───── Dataset

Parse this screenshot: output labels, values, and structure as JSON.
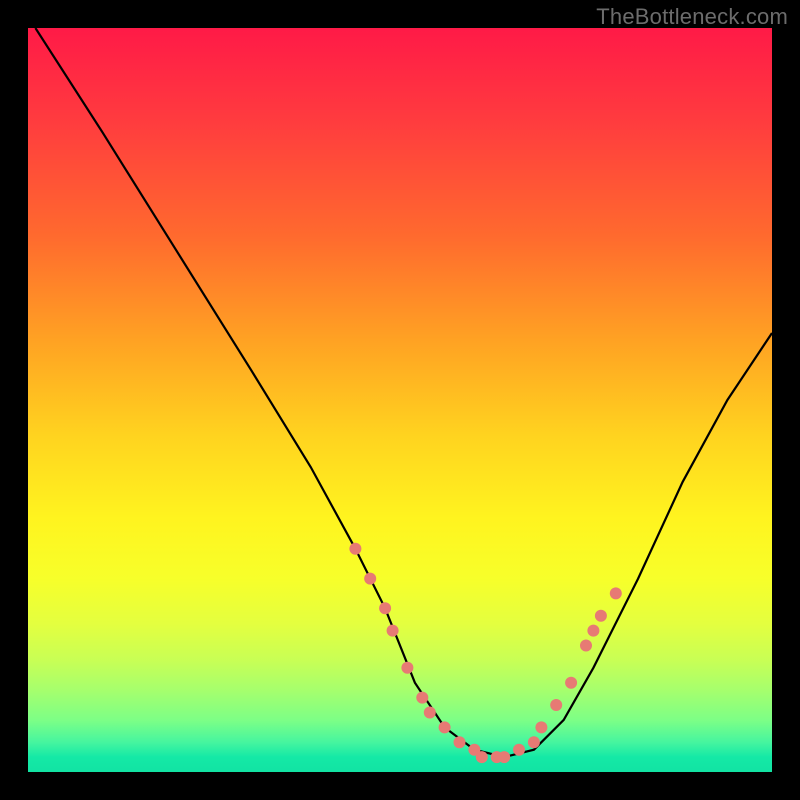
{
  "watermark": "TheBottleneck.com",
  "colors": {
    "page_bg": "#000000",
    "curve": "#000000",
    "points": "#e77a74",
    "band_yellow": "#faff55",
    "band_green": "#14e9a6",
    "gradient_top": "#ff1a47",
    "gradient_bottom": "#12e3a3"
  },
  "chart_data": {
    "type": "line",
    "title": "",
    "xlabel": "",
    "ylabel": "",
    "xlim": [
      0,
      100
    ],
    "ylim": [
      0,
      100
    ],
    "grid": false,
    "legend": false,
    "series": [
      {
        "name": "bottleneck-curve",
        "x": [
          1,
          10,
          20,
          30,
          38,
          44,
          48,
          52,
          56,
          60,
          64,
          68,
          72,
          76,
          82,
          88,
          94,
          100
        ],
        "y": [
          100,
          86,
          70,
          54,
          41,
          30,
          22,
          12,
          6,
          3,
          2,
          3,
          7,
          14,
          26,
          39,
          50,
          59
        ]
      }
    ],
    "highlight_points": {
      "name": "highlight-dots",
      "x": [
        44,
        46,
        48,
        49,
        51,
        53,
        54,
        56,
        58,
        60,
        61,
        63,
        64,
        66,
        68,
        69,
        71,
        73,
        75,
        76,
        77,
        79
      ],
      "y": [
        30,
        26,
        22,
        19,
        14,
        10,
        8,
        6,
        4,
        3,
        2,
        2,
        2,
        3,
        4,
        6,
        9,
        12,
        17,
        19,
        21,
        24
      ]
    },
    "bands": [
      {
        "name": "yellow-band",
        "y_from": 18,
        "y_to": 26,
        "color": "#faff55"
      },
      {
        "name": "green-band",
        "y_from": 0,
        "y_to": 2,
        "color": "#14e9a6"
      }
    ]
  }
}
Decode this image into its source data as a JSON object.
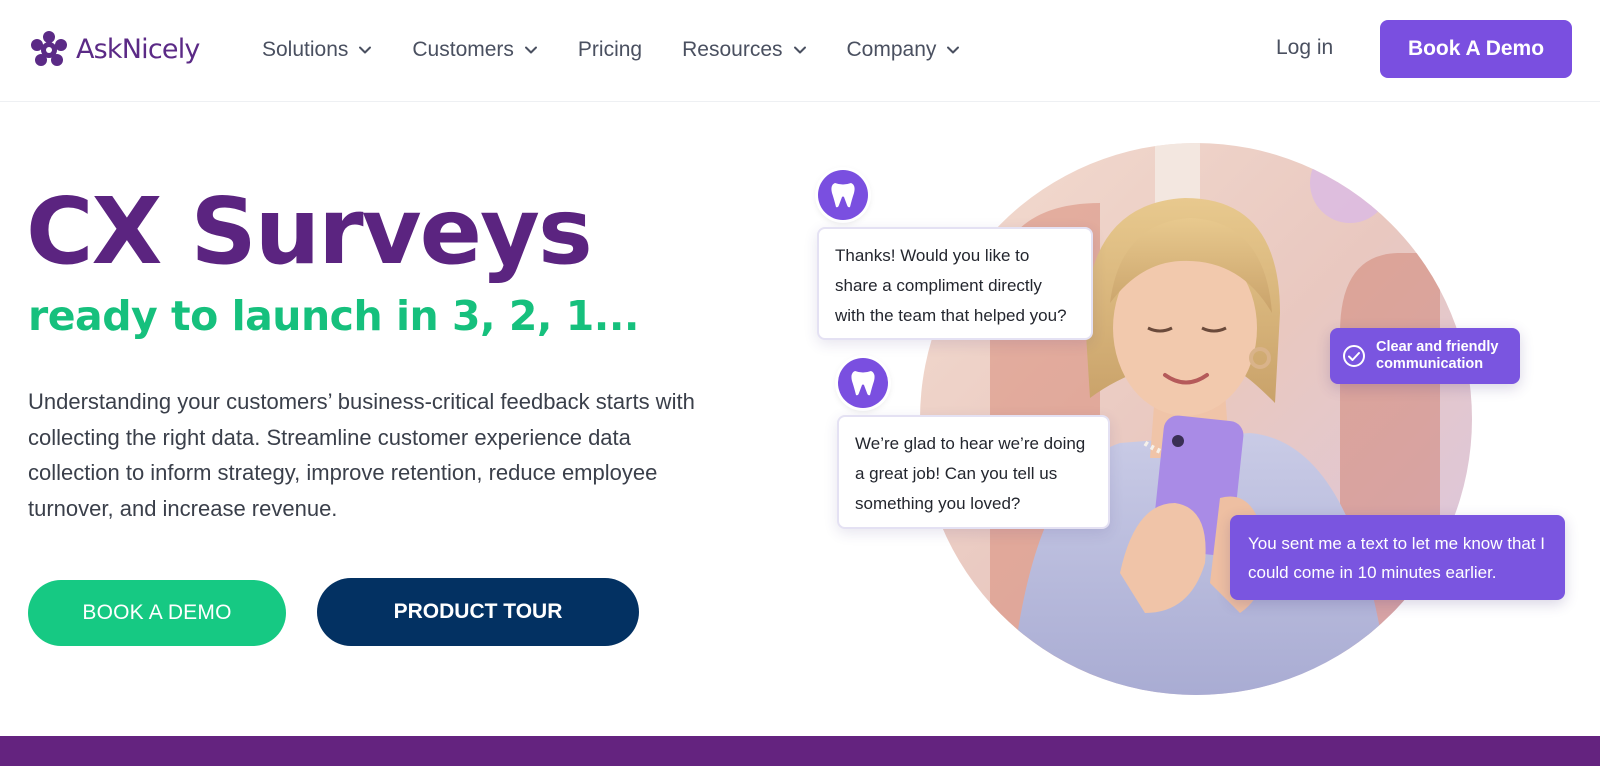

──────────

▶ Directions: Transcribe every line in the entries above, taking out only the images.

▶ Answer below:
Parse this screenshot: output labels, values, and structure as JSON.
{
  "watermark": "TheBottleneck.com",
  "colors": {
    "page_bg": "#000000",
    "curve": "#000000",
    "points": "#e77a74",
    "band_yellow": "#faff55",
    "band_green": "#14e9a6",
    "gradient_top": "#ff1a47",
    "gradient_bottom": "#12e3a3"
  },
  "chart_data": {
    "type": "line",
    "title": "",
    "xlabel": "",
    "ylabel": "",
    "xlim": [
      0,
      100
    ],
    "ylim": [
      0,
      100
    ],
    "grid": false,
    "legend": false,
    "series": [
      {
        "name": "bottleneck-curve",
        "x": [
          1,
          10,
          20,
          30,
          38,
          44,
          48,
          52,
          56,
          60,
          64,
          68,
          72,
          76,
          82,
          88,
          94,
          100
        ],
        "y": [
          100,
          86,
          70,
          54,
          41,
          30,
          22,
          12,
          6,
          3,
          2,
          3,
          7,
          14,
          26,
          39,
          50,
          59
        ]
      }
    ],
    "highlight_points": {
      "name": "highlight-dots",
      "x": [
        44,
        46,
        48,
        49,
        51,
        53,
        54,
        56,
        58,
        60,
        61,
        63,
        64,
        66,
        68,
        69,
        71,
        73,
        75,
        76,
        77,
        79
      ],
      "y": [
        30,
        26,
        22,
        19,
        14,
        10,
        8,
        6,
        4,
        3,
        2,
        2,
        2,
        3,
        4,
        6,
        9,
        12,
        17,
        19,
        21,
        24
      ]
    },
    "bands": [
      {
        "name": "yellow-band",
        "y_from": 18,
        "y_to": 26,
        "color": "#faff55"
      },
      {
        "name": "green-band",
        "y_from": 0,
        "y_to": 2,
        "color": "#14e9a6"
      }
    ]
  }
}
Decode this image into its source data as a JSON object.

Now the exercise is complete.